(Task directions): Repeat the listing below in full, exactly as it stands.

(Records provided):

============================================================

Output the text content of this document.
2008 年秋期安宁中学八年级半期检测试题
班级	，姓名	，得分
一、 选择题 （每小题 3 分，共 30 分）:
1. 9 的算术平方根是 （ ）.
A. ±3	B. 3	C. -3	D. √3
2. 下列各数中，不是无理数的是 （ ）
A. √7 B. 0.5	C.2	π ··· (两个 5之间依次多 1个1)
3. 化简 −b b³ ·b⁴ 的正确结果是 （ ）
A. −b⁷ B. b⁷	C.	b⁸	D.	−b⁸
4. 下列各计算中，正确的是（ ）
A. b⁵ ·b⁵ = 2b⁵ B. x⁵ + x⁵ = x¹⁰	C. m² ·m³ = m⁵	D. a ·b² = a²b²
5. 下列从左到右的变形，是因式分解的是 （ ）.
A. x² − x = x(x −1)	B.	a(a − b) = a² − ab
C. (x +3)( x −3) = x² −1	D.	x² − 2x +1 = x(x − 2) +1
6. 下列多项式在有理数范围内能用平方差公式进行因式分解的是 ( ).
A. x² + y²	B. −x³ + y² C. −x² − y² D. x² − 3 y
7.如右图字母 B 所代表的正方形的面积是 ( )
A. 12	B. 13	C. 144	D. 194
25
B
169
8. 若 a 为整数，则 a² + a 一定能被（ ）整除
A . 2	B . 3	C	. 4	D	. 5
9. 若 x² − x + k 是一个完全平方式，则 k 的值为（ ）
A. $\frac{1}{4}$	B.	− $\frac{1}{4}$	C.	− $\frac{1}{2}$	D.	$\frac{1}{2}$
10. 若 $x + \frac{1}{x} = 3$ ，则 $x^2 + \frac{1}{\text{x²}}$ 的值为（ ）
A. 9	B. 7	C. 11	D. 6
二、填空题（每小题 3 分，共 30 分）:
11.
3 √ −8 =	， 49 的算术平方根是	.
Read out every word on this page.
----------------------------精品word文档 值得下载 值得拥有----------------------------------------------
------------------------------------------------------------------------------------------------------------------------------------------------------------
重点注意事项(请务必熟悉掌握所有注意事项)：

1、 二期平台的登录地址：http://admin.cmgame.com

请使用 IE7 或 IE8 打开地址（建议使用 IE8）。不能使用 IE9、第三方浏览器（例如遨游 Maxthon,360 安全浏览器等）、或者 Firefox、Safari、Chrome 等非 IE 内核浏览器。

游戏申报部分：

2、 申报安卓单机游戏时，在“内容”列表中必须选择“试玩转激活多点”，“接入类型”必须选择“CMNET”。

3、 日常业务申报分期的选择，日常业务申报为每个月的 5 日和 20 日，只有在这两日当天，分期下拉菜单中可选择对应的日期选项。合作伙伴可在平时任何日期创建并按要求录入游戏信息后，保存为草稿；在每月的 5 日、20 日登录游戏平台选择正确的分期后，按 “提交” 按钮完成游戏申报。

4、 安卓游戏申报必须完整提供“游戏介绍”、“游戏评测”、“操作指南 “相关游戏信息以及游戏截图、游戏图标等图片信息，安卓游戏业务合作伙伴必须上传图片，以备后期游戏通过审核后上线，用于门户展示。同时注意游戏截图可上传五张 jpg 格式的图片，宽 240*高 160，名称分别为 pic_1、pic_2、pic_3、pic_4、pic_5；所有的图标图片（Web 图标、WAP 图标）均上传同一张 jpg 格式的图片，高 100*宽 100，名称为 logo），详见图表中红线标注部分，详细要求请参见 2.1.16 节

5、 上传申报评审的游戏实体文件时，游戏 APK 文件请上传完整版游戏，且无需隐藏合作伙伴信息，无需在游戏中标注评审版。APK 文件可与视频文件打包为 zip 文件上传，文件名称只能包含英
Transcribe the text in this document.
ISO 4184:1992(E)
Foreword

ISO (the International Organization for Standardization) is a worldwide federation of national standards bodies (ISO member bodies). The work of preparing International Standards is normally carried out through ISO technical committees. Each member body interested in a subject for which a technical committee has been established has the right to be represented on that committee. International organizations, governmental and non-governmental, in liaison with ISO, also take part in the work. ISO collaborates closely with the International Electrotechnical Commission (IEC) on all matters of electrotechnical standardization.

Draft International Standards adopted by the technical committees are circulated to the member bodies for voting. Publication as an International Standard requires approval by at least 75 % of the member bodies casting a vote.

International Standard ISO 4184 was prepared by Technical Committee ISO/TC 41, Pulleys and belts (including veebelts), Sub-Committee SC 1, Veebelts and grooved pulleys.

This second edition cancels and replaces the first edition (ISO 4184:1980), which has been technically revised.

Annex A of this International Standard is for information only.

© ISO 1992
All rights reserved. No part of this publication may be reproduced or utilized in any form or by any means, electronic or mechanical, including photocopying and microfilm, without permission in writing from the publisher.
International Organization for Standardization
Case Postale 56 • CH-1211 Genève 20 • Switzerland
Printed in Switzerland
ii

============================================================

(Answer):
Output the text content of this document.
2008 年秋期安宁中学八年级半期检测试题
班级	，姓名	，得分
一、 选择题 （每小题 3 分，共 30 分）:
1. 9 的算术平方根是 （ ）.
A. ±3	B. 3	C. -3	D. √3
2. 下列各数中，不是无理数的是 （ ）
A. √7 B. 0.5	C.2	π ··· (两个 5之间依次多 1个1)
3. 化简 −b b³ ·b⁴ 的正确结果是 （ ）
A. −b⁷ B. b⁷	C.	b⁸	D.	−b⁸
4. 下列各计算中，正确的是（ ）
A. b⁵ ·b⁵ = 2b⁵ B. x⁵ + x⁵ = x¹⁰	C. m² ·m³ = m⁵	D. a ·b² = a²b²
5. 下列从左到右的变形，是因式分解的是 （ ）.
A. x² − x = x(x −1)	B.	a(a − b) = a² − ab
C. (x +3)( x −3) = x² −1	D.	x² − 2x +1 = x(x − 2) +1
6. 下列多项式在有理数范围内能用平方差公式进行因式分解的是 ( ).
A. x² + y²	B. −x³ + y² C. −x² − y² D. x² − 3 y
7.如右图字母 B 所代表的正方形的面积是 ( )
A. 12	B. 13	C. 144	D. 194
25
B
169
8. 若 a 为整数，则 a² + a 一定能被（ ）整除
A . 2	B . 3	C	. 4	D	. 5
9. 若 x² − x + k 是一个完全平方式，则 k 的值为（ ）
A. $\frac{1}{4}$	B.	− $\frac{1}{4}$	C.	− $\frac{1}{2}$	D.	$\frac{1}{2}$
10. 若 $x + \frac{1}{x} = 3$ ，则 $x^2 + \frac{1}{\text{x²}}$ 的值为（ ）
A. 9	B. 7	C. 11	D. 6
二、填空题（每小题 3 分，共 30 分）:
11.
3 √ −8 =	， 49 的算术平方根是	.
Read out every word on this page.
----------------------------精品word文档 值得下载 值得拥有----------------------------------------------
------------------------------------------------------------------------------------------------------------------------------------------------------------
重点注意事项(请务必熟悉掌握所有注意事项)：

1、 二期平台的登录地址：http://admin.cmgame.com

请使用 IE7 或 IE8 打开地址（建议使用 IE8）。不能使用 IE9、第三方浏览器（例如遨游 Maxthon,360 安全浏览器等）、或者 Firefox、Safari、Chrome 等非 IE 内核浏览器。

游戏申报部分：

2、 申报安卓单机游戏时，在“内容”列表中必须选择“试玩转激活多点”，“接入类型”必须选择“CMNET”。

3、 日常业务申报分期的选择，日常业务申报为每个月的 5 日和 20 日，只有在这两日当天，分期下拉菜单中可选择对应的日期选项。合作伙伴可在平时任何日期创建并按要求录入游戏信息后，保存为草稿；在每月的 5 日、20 日登录游戏平台选择正确的分期后，按 “提交” 按钮完成游戏申报。

4、 安卓游戏申报必须完整提供“游戏介绍”、“游戏评测”、“操作指南 “相关游戏信息以及游戏截图、游戏图标等图片信息，安卓游戏业务合作伙伴必须上传图片，以备后期游戏通过审核后上线，用于门户展示。同时注意游戏截图可上传五张 jpg 格式的图片，宽 240*高 160，名称分别为 pic_1、pic_2、pic_3、pic_4、pic_5；所有的图标图片（Web 图标、WAP 图标）均上传同一张 jpg 格式的图片，高 100*宽 100，名称为 logo），详见图表中红线标注部分，详细要求请参见 2.1.16 节

5、 上传申报评审的游戏实体文件时，游戏 APK 文件请上传完整版游戏，且无需隐藏合作伙伴信息，无需在游戏中标注评审版。APK 文件可与视频文件打包为 zip 文件上传，文件名称只能包含英
Transcribe the text in this document.
ISO 4184:1992(E)
Foreword

ISO (the International Organization for Standardization) is a worldwide federation of national standards bodies (ISO member bodies). The work of preparing International Standards is normally carried out through ISO technical committees. Each member body interested in a subject for which a technical committee has been established has the right to be represented on that committee. International organizations, governmental and non-governmental, in liaison with ISO, also take part in the work. ISO collaborates closely with the International Electrotechnical Commission (IEC) on all matters of electrotechnical standardization.

Draft International Standards adopted by the technical committees are circulated to the member bodies for voting. Publication as an International Standard requires approval by at least 75 % of the member bodies casting a vote.

International Standard ISO 4184 was prepared by Technical Committee ISO/TC 41, Pulleys and belts (including veebelts), Sub-Committee SC 1, Veebelts and grooved pulleys.

This second edition cancels and replaces the first edition (ISO 4184:1980), which has been technically revised.

Annex A of this International Standard is for information only.

© ISO 1992
All rights reserved. No part of this publication may be reproduced or utilized in any form or by any means, electronic or mechanical, including photocopying and microfilm, without permission in writing from the publisher.
International Organization for Standardization
Case Postale 56 • CH-1211 Genève 20 • Switzerland
Printed in Switzerland
ii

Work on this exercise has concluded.